Texte -
+++

La commission souligne que, bien que cette loi restreigne quelque peu les libertés, elle constitue une bonne solution du point de vue du renforcement de la sécurité. Elle a en outre adopté, sans opposition, une proposition visant à simplifier l’accès aux précurseurs par le commerce spécialisé jusqu’à une certaine quantité. Une minorité propose de ne pas entrer en matière sur le projet. Elle exprime des doutes quant à son efficacité dans la lutte contre les attentats terroristes et craint que des particuliers n’ayant rien à se reprocher, ainsi que le secteur, ne soient touchés de manière disproportionnée sur le plan administratif.

Entreprises de sécurité : Par 9 voix contre 4, la commission propose de rejeter la motion 19.3969 « Mo. Conseil national (CPS-CN). Les entreprises ont besoin de sécurité juridique, la Suisse de sécurité ». Elle prend acte du fait que le Conseil fédéral reconnaît la nécessité d'agir et a chargé le DFAE et le DEFR de procéder à une harmonisation des interprétations de la part de l’administration. Au surplus, une modification de l’ordonnance est prévue d’ici au mois d’août. De plus, le Conseil fédéral doit décider d’ici à la fin de l’année comment la loi fédérale sur les prestations de sécurité privées fournies à l'étranger devra être modifiée pour corriger la situation actuelle.

+++

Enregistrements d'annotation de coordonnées
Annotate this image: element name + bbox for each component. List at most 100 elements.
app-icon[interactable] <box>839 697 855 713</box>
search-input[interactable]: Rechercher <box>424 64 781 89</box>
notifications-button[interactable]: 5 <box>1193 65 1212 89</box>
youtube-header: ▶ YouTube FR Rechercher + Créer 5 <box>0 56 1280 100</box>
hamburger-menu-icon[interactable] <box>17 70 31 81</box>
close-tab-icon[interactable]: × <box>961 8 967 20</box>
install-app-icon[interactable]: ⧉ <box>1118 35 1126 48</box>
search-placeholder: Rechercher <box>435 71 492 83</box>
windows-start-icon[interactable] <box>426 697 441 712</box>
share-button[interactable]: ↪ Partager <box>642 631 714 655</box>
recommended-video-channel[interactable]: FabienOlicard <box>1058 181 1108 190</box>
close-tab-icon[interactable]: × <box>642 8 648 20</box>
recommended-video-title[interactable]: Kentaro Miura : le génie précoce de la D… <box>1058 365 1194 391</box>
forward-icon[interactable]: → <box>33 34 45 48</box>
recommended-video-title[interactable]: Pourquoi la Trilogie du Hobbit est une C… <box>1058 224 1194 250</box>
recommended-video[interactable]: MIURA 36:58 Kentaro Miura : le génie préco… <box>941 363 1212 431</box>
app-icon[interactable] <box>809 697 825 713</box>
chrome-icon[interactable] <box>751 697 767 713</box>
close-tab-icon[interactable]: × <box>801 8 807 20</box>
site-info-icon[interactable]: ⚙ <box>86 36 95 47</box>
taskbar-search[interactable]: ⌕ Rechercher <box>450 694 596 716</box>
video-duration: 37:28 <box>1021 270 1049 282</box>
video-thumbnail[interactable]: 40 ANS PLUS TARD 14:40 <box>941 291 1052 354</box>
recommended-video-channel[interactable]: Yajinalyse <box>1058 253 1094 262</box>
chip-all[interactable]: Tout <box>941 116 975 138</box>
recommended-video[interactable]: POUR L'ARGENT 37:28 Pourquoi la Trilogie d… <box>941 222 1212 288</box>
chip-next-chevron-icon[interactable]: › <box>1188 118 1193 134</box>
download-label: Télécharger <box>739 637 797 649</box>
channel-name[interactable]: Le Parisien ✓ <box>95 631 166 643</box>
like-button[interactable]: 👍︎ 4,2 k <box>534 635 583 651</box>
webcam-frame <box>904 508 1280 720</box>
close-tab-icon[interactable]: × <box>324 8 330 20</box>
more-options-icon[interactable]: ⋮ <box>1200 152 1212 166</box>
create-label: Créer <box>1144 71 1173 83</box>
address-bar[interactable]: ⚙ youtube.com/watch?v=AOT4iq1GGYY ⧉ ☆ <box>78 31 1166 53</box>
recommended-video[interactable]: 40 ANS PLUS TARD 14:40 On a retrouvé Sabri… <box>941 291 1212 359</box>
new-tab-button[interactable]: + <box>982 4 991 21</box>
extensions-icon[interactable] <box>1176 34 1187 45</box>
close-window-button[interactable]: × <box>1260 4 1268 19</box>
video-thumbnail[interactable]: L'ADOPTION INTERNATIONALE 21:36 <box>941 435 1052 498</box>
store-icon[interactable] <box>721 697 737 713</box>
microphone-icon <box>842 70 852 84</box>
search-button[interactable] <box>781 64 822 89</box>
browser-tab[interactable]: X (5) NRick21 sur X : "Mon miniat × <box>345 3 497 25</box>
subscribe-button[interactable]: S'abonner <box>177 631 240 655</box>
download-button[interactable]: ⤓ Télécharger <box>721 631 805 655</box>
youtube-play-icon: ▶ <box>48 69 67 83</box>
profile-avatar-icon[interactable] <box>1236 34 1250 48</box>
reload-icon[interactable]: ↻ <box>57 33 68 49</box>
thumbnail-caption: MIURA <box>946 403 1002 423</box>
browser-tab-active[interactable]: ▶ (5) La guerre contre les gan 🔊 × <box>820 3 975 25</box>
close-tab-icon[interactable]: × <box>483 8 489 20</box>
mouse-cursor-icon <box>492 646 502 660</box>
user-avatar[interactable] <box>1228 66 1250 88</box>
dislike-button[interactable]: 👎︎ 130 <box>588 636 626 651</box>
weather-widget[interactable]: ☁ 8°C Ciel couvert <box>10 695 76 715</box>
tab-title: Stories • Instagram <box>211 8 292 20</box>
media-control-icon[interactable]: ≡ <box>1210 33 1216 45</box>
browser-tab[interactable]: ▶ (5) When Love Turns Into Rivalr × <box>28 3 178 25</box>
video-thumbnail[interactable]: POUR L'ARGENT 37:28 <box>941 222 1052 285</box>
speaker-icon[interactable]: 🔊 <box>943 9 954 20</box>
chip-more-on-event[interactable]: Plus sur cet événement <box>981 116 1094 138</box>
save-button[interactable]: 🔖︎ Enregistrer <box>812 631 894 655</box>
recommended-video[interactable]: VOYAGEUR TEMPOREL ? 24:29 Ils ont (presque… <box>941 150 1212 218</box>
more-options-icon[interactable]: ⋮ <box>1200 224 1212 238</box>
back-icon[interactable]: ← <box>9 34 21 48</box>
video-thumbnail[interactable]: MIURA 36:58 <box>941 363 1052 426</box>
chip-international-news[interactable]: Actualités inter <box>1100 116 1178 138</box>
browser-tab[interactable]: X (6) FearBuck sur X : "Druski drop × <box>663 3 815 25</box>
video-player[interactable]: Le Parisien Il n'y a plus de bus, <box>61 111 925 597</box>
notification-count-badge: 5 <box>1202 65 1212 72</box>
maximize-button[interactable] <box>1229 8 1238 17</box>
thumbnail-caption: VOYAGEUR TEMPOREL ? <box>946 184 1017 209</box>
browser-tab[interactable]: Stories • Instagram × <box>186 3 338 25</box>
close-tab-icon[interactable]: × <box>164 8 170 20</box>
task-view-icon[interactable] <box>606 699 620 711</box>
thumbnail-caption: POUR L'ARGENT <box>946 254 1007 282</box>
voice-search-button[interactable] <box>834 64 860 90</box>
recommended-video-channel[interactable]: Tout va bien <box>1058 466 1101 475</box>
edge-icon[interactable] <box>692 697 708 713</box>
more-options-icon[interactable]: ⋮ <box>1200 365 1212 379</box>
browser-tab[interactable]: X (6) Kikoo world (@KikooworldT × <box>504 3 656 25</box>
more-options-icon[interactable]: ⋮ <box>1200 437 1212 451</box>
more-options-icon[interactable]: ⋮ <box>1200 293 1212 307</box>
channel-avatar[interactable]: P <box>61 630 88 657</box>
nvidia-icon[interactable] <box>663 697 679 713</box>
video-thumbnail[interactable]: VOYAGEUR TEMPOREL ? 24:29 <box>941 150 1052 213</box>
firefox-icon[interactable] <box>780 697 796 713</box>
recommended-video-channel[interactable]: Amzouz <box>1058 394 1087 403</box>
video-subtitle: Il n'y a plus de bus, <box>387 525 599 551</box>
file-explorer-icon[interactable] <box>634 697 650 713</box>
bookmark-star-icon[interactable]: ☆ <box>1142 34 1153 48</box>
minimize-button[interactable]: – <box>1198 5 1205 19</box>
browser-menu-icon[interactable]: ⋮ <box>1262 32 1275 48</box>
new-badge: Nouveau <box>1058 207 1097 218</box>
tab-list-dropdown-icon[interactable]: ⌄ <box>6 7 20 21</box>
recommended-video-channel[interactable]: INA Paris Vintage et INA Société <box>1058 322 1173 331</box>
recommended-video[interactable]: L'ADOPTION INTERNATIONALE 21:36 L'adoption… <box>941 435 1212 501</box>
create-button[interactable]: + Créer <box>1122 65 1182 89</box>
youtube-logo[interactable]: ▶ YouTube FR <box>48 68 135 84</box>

+++

Consignes -
[a] Indiquez si chacune des affirmations suivantes concorde avec le texte, en répondant par oui ou par non et en citant mot pour mot les termes qui tranchent : (i) la proposition visant à simplifier l'accès aux précurseurs a été adoptée sans opposition ; (ii) la commission propose d'accepter la motion 19.3969 ; (iii) une modification de l'ordonnance est prévue d'ici à la fin de l'année.
[b] Relevez tous les sigles écrits entièrement en lettres majuscules qui figurent dans le texte.
[c] Prolongez le texte sur les travaux de la commission à partir de sa dernière phrase.

Réponses par tâche -
[a]
(i) Oui : « Elle a en outre adopté, sans opposition, une proposition visant à simplifier l’accès aux précurseurs »
(ii) Non : « Par 9 voix contre 4, la commission propose de rejeter la motion 19.3969 »
(iii) Non : « une modification de l’ordonnance est prévue d’ici au mois d’août »

[b] CPS-CN, DFAE, DEFR

[c]
Contrôle des biens à double usage : La CPS-E propose à l’unanimité d’approuver le projet de révision de la loi sur le contrôle des biens (18.060). Elle estime qu’il est nécessaire d’intégrer dans le droit ordinaire le contenu de l’ordonnance sur l’exportation et le courtage de biens destinés à la surveillance d’Internet et des communications mobiles, dont la validité est actuellement limitée dans le temps.
Création d’un commandement du Soutien : Par 11 voix contre 0 et 1 abstention, la commission propose d’adopter la motion 19.3427 « Mo. Conseil national (Groupe V). Armée. Revenir sur la création inutile d’un commandement du Soutien ». La commission prend acte du fait que les synergies et économies potentielles liées à la fusion de la BAC et de la BLA en un nouveau commandement sont faibles. En outre, les cultures et les profils de ces deux domaines sont très différents. Une fusion comporterait des risques importants, occasionnerait des coûts non négligeables, et il en résulterait le plus grand office de l’administration fédérale.

L’ensemble de ces objets doit être examiné par le Conseil des Etats lors de la session d’été 2020.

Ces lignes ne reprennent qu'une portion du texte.